● **TASK REQUIREMENTS**: Search the listing for the string "WindTerm" and copy every line that contains it.

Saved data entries
──────────────────────────────
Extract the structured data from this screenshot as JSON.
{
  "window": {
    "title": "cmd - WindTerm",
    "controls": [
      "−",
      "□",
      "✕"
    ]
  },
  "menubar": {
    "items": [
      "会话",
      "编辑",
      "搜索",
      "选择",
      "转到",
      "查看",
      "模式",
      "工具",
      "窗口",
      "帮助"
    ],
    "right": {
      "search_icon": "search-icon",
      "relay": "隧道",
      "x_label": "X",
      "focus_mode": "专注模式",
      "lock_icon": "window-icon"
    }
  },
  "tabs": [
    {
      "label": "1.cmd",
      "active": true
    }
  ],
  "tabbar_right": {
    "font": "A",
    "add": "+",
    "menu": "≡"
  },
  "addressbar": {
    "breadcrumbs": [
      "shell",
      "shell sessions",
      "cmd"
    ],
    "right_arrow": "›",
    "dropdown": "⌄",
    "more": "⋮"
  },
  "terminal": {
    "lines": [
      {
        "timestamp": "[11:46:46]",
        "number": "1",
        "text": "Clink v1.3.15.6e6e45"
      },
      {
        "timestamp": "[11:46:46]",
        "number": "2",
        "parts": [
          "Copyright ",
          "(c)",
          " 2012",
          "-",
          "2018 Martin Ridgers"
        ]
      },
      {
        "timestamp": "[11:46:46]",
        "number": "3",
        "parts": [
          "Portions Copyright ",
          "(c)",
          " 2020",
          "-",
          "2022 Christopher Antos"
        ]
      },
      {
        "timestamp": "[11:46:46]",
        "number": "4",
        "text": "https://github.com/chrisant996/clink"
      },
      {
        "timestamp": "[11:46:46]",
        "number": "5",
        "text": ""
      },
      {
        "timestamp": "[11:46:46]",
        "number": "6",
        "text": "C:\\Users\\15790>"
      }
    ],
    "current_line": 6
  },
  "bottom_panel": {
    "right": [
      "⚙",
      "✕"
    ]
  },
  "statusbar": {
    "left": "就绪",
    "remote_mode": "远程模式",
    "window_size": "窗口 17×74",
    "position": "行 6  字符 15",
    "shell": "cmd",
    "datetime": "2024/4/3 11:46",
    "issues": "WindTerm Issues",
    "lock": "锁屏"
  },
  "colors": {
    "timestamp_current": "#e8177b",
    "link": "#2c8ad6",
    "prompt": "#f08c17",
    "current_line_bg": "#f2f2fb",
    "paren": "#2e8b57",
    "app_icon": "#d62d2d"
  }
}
──────────────────────────────
● **FINISHED ANSWER**:
    "title": "cmd - WindTerm",
    "issues": "WindTerm Issues",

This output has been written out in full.